## start

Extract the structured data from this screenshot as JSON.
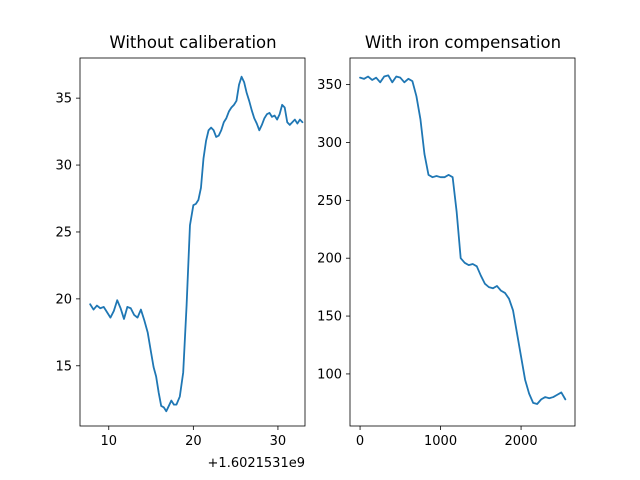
{
  "chart_data": [
    {
      "type": "line",
      "title": "Without caliberation",
      "xlabel": "",
      "ylabel": "",
      "x_offset_label": "+1.6021531e9",
      "xlim": [
        6.6,
        33.2
      ],
      "ylim": [
        10.5,
        38.0
      ],
      "xticks": [
        10,
        20,
        30
      ],
      "xtick_labels": [
        "10",
        "20",
        "30"
      ],
      "yticks": [
        15,
        20,
        25,
        30,
        35
      ],
      "ytick_labels": [
        "15",
        "20",
        "25",
        "30",
        "35"
      ],
      "grid": false,
      "color": "#1f77b4",
      "series": [
        {
          "x": [
            7.8,
            8.2,
            8.6,
            9.0,
            9.4,
            9.8,
            10.2,
            10.6,
            11.0,
            11.4,
            11.8,
            12.2,
            12.6,
            13.0,
            13.4,
            13.8,
            14.2,
            14.6,
            15.0,
            15.3,
            15.6,
            15.9,
            16.2,
            16.5,
            16.8,
            17.1,
            17.4,
            17.7,
            18.0,
            18.4,
            18.8,
            19.2,
            19.6,
            20.0,
            20.3,
            20.6,
            20.9,
            21.2,
            21.5,
            21.8,
            22.1,
            22.4,
            22.7,
            23.0,
            23.3,
            23.6,
            23.9,
            24.2,
            24.5,
            24.8,
            25.1,
            25.4,
            25.7,
            26.0,
            26.3,
            26.6,
            26.9,
            27.2,
            27.5,
            27.8,
            28.1,
            28.4,
            28.7,
            29.0,
            29.3,
            29.6,
            29.9,
            30.2,
            30.5,
            30.8,
            31.1,
            31.4,
            31.7,
            32.0,
            32.3,
            32.6,
            32.9
          ],
          "y": [
            19.6,
            19.2,
            19.5,
            19.3,
            19.4,
            19.0,
            18.6,
            19.1,
            19.9,
            19.3,
            18.5,
            19.4,
            19.3,
            18.8,
            18.6,
            19.2,
            18.4,
            17.5,
            16.0,
            14.9,
            14.2,
            13.0,
            12.0,
            11.9,
            11.6,
            12.0,
            12.4,
            12.1,
            12.1,
            12.7,
            14.5,
            19.5,
            25.5,
            27.0,
            27.1,
            27.4,
            28.3,
            30.5,
            31.8,
            32.6,
            32.8,
            32.6,
            32.1,
            32.2,
            32.6,
            33.2,
            33.5,
            34.0,
            34.3,
            34.5,
            34.8,
            36.0,
            36.6,
            36.2,
            35.4,
            34.8,
            34.1,
            33.5,
            33.1,
            32.6,
            33.0,
            33.5,
            33.8,
            33.9,
            33.6,
            33.7,
            33.4,
            33.8,
            34.5,
            34.3,
            33.2,
            33.0,
            33.2,
            33.4,
            33.1,
            33.4,
            33.2
          ]
        }
      ]
    },
    {
      "type": "line",
      "title": "With iron compensation",
      "xlabel": "",
      "ylabel": "",
      "xlim": [
        -125,
        2670
      ],
      "ylim": [
        55,
        373
      ],
      "xticks": [
        0,
        1000,
        2000
      ],
      "xtick_labels": [
        "0",
        "1000",
        "2000"
      ],
      "yticks": [
        100,
        150,
        200,
        250,
        300,
        350
      ],
      "ytick_labels": [
        "100",
        "150",
        "200",
        "250",
        "300",
        "350"
      ],
      "grid": false,
      "color": "#1f77b4",
      "series": [
        {
          "x": [
            0,
            50,
            100,
            150,
            200,
            250,
            300,
            350,
            400,
            450,
            500,
            550,
            600,
            650,
            700,
            750,
            800,
            850,
            900,
            950,
            1000,
            1050,
            1100,
            1150,
            1200,
            1250,
            1300,
            1350,
            1400,
            1450,
            1500,
            1550,
            1600,
            1650,
            1700,
            1750,
            1800,
            1850,
            1900,
            1950,
            2000,
            2050,
            2100,
            2150,
            2200,
            2250,
            2300,
            2350,
            2400,
            2450,
            2500,
            2550
          ],
          "y": [
            356,
            355,
            357,
            354,
            356,
            352,
            357,
            358,
            352,
            357,
            356,
            352,
            355,
            353,
            340,
            320,
            290,
            272,
            270,
            271,
            270,
            270,
            272,
            270,
            240,
            200,
            196,
            194,
            195,
            193,
            185,
            178,
            175,
            174,
            176,
            172,
            170,
            165,
            155,
            135,
            115,
            95,
            83,
            75,
            74,
            78,
            80,
            79,
            80,
            82,
            84,
            78
          ]
        }
      ]
    }
  ]
}
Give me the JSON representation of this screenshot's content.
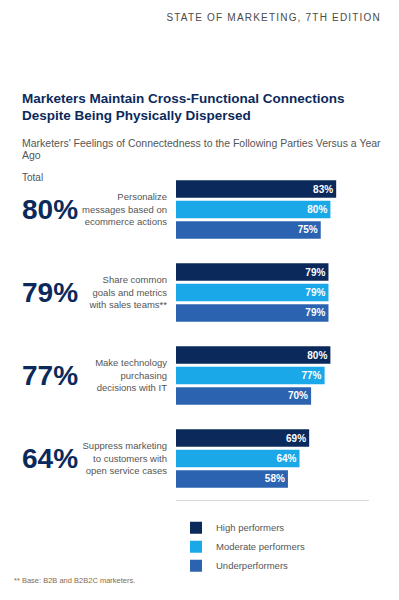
{
  "header": "STATE OF MARKETING, 7TH EDITION",
  "footnote": "** Base: B2B and B2B2C marketers.",
  "chart_data": {
    "type": "bar",
    "orientation": "horizontal",
    "title": "Marketers Maintain Cross-Functional Connections\nDespite Being Physically Dispersed",
    "subtitle": "Marketers' Feelings of Connectedness to the Following Parties Versus a Year Ago",
    "categories": [
      "Personalize\nmessages based on\necommerce actions",
      "Share common\ngoals and metrics\nwith sales teams**",
      "Make technology\npurchasing\ndecisions with IT",
      "Suppress marketing\nto customers with\nopen service cases"
    ],
    "series": [
      {
        "name": "High performers",
        "color": "#0b2a5b",
        "values": [
          83,
          79,
          80,
          69
        ],
        "value_labels": [
          "83%",
          "79%",
          "80%",
          "69%"
        ]
      },
      {
        "name": "Moderate performers",
        "color": "#1ba8e8",
        "values": [
          80,
          79,
          77,
          64
        ],
        "value_labels": [
          "80%",
          "79%",
          "77%",
          "64%"
        ]
      },
      {
        "name": "Underperformers",
        "color": "#2b63b0",
        "values": [
          75,
          79,
          70,
          58
        ],
        "value_labels": [
          "75%",
          "79%",
          "70%",
          "58%"
        ]
      }
    ],
    "xlim": [
      0,
      100
    ],
    "tick_labels": "y",
    "grid": false,
    "data_labels": true,
    "legend": "bottom",
    "totals": {
      "title": "Total",
      "values": [
        80,
        79,
        77,
        64
      ],
      "value_labels": [
        "80%",
        "79%",
        "77%",
        "64%"
      ]
    }
  }
}
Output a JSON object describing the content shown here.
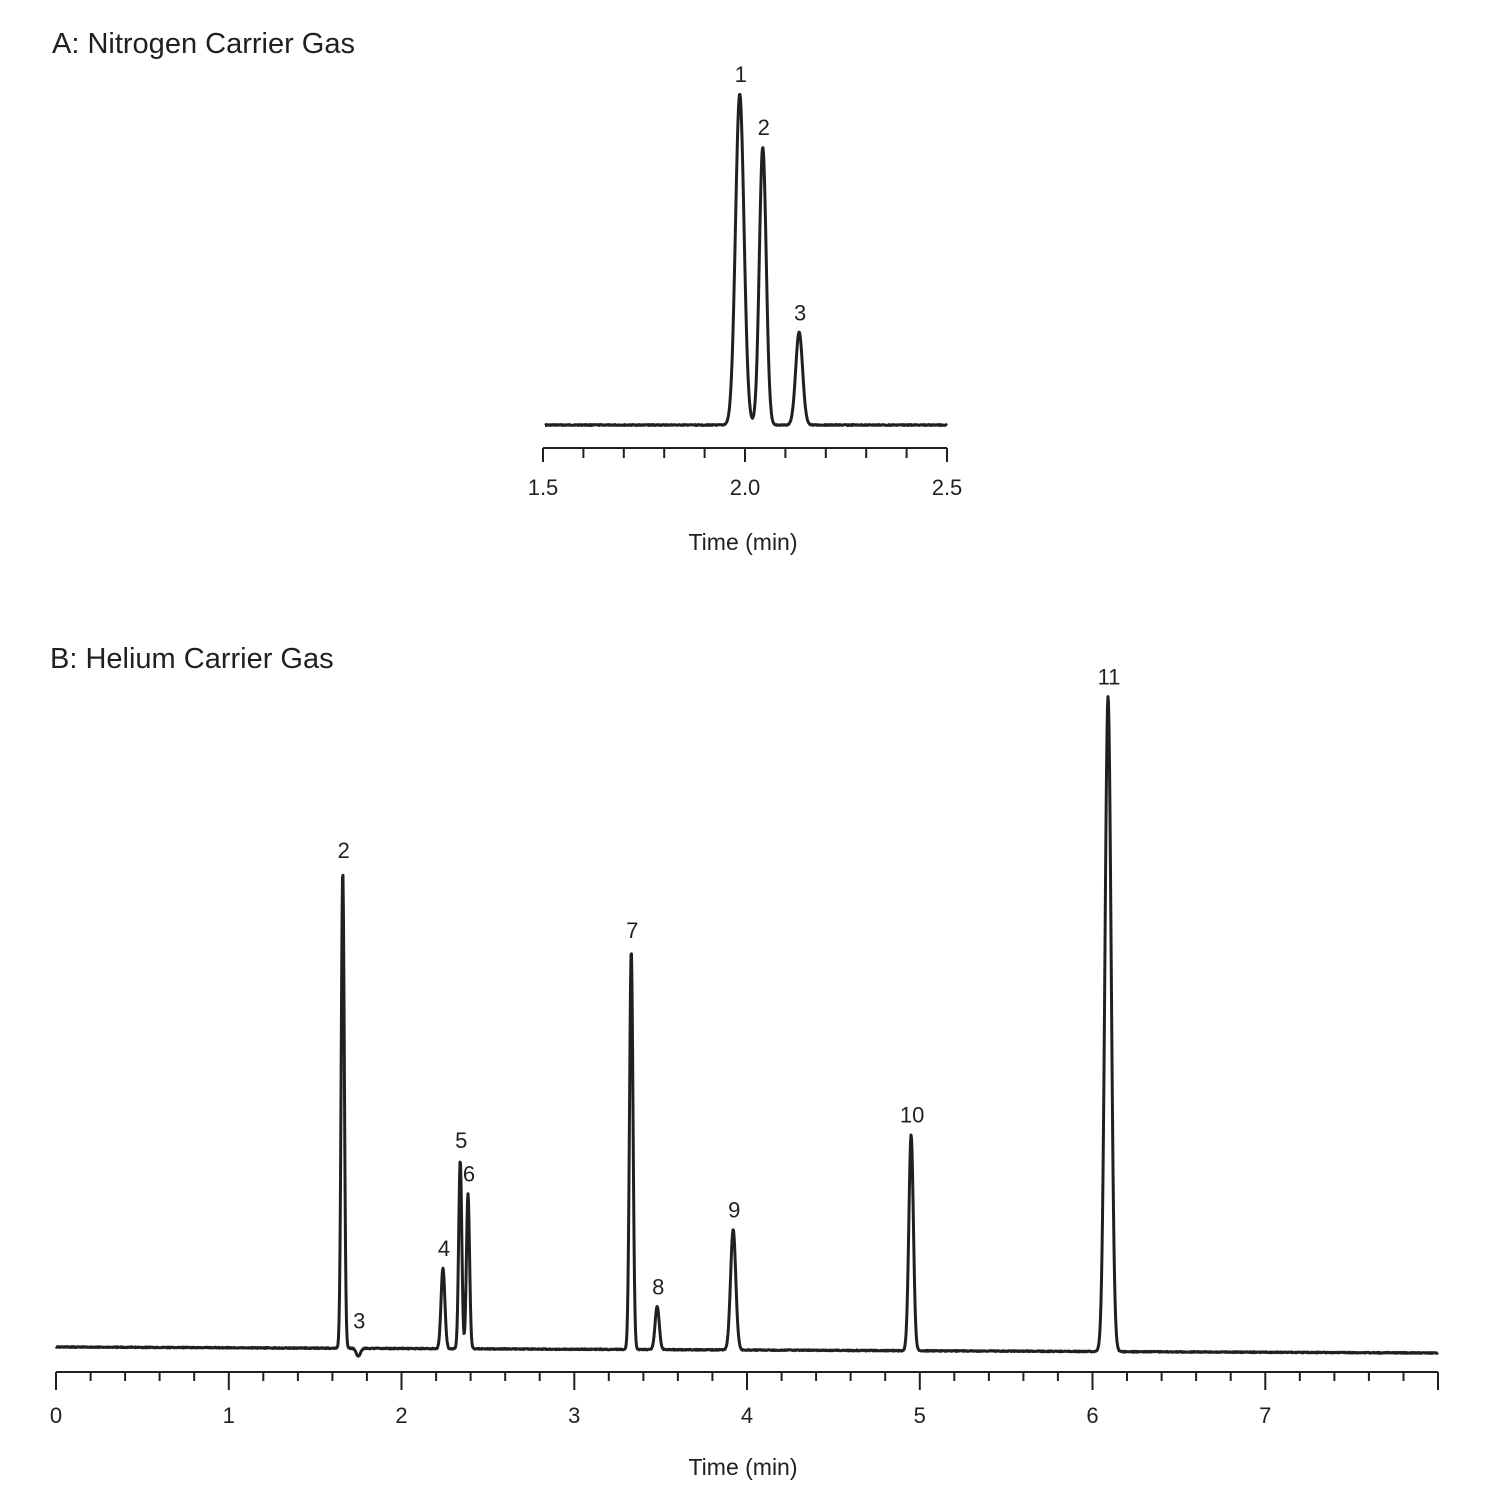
{
  "chart_data": [
    {
      "type": "line",
      "title": "A: Nitrogen Carrier Gas",
      "xlabel": "Time (min)",
      "ylabel": "",
      "xlim": [
        1.5,
        2.5
      ],
      "ylim": [
        0,
        100
      ],
      "grid": false,
      "x_ticks": [
        {
          "value": 1.5,
          "label": "1.5"
        },
        {
          "value": 1.6,
          "label": ""
        },
        {
          "value": 1.7,
          "label": ""
        },
        {
          "value": 1.8,
          "label": ""
        },
        {
          "value": 1.9,
          "label": ""
        },
        {
          "value": 2.0,
          "label": "2.0"
        },
        {
          "value": 2.1,
          "label": ""
        },
        {
          "value": 2.2,
          "label": ""
        },
        {
          "value": 2.3,
          "label": ""
        },
        {
          "value": 2.4,
          "label": ""
        },
        {
          "value": 2.5,
          "label": "2.5"
        }
      ],
      "peaks": [
        {
          "label": "1",
          "time": 1.987,
          "height": 100,
          "width": 0.0105
        },
        {
          "label": "2",
          "time": 2.044,
          "height": 84,
          "width": 0.0085
        },
        {
          "label": "3",
          "time": 2.134,
          "height": 28,
          "width": 0.0085
        }
      ]
    },
    {
      "type": "line",
      "title": "B: Helium Carrier Gas",
      "xlabel": "Time (min)",
      "ylabel": "",
      "xlim": [
        0,
        8
      ],
      "ylim": [
        0,
        100
      ],
      "grid": false,
      "x_ticks": [
        {
          "value": 0,
          "label": "0"
        },
        {
          "value": 0.2,
          "label": ""
        },
        {
          "value": 0.4,
          "label": ""
        },
        {
          "value": 0.6,
          "label": ""
        },
        {
          "value": 0.8,
          "label": ""
        },
        {
          "value": 1,
          "label": "1"
        },
        {
          "value": 1.2,
          "label": ""
        },
        {
          "value": 1.4,
          "label": ""
        },
        {
          "value": 1.6,
          "label": ""
        },
        {
          "value": 1.8,
          "label": ""
        },
        {
          "value": 2,
          "label": "2"
        },
        {
          "value": 2.2,
          "label": ""
        },
        {
          "value": 2.4,
          "label": ""
        },
        {
          "value": 2.6,
          "label": ""
        },
        {
          "value": 2.8,
          "label": ""
        },
        {
          "value": 3,
          "label": "3"
        },
        {
          "value": 3.2,
          "label": ""
        },
        {
          "value": 3.4,
          "label": ""
        },
        {
          "value": 3.6,
          "label": ""
        },
        {
          "value": 3.8,
          "label": ""
        },
        {
          "value": 4,
          "label": "4"
        },
        {
          "value": 4.2,
          "label": ""
        },
        {
          "value": 4.4,
          "label": ""
        },
        {
          "value": 4.6,
          "label": ""
        },
        {
          "value": 4.8,
          "label": ""
        },
        {
          "value": 5,
          "label": "5"
        },
        {
          "value": 5.2,
          "label": ""
        },
        {
          "value": 5.4,
          "label": ""
        },
        {
          "value": 5.6,
          "label": ""
        },
        {
          "value": 5.8,
          "label": ""
        },
        {
          "value": 6,
          "label": "6"
        },
        {
          "value": 6.2,
          "label": ""
        },
        {
          "value": 6.4,
          "label": ""
        },
        {
          "value": 6.6,
          "label": ""
        },
        {
          "value": 6.8,
          "label": ""
        },
        {
          "value": 7,
          "label": "7"
        },
        {
          "value": 7.2,
          "label": ""
        },
        {
          "value": 7.4,
          "label": ""
        },
        {
          "value": 7.6,
          "label": ""
        },
        {
          "value": 7.8,
          "label": ""
        },
        {
          "value": 8,
          "label": ""
        }
      ],
      "peaks": [
        {
          "label": "2",
          "time": 1.66,
          "height": 73,
          "width": 0.009
        },
        {
          "label": "3",
          "time": 1.75,
          "height": -1.2,
          "width": 0.012
        },
        {
          "label": "4",
          "time": 2.24,
          "height": 12.3,
          "width": 0.011
        },
        {
          "label": "5",
          "time": 2.34,
          "height": 28.8,
          "width": 0.009
        },
        {
          "label": "6",
          "time": 2.385,
          "height": 23.7,
          "width": 0.009
        },
        {
          "label": "7",
          "time": 3.33,
          "height": 61,
          "width": 0.01
        },
        {
          "label": "8",
          "time": 3.48,
          "height": 6.6,
          "width": 0.012
        },
        {
          "label": "9",
          "time": 3.92,
          "height": 18.4,
          "width": 0.015
        },
        {
          "label": "10",
          "time": 4.95,
          "height": 33,
          "width": 0.013
        },
        {
          "label": "11",
          "time": 6.09,
          "height": 100,
          "width": 0.018
        }
      ]
    }
  ]
}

## end

• _Task details_: Only lines with the string "Carrier" belong in your answer; copy each one.

• _Result of this task_:
      "title": "A: Nitrogen Carrier Gas",
      "title": "B: Helium Carrier Gas",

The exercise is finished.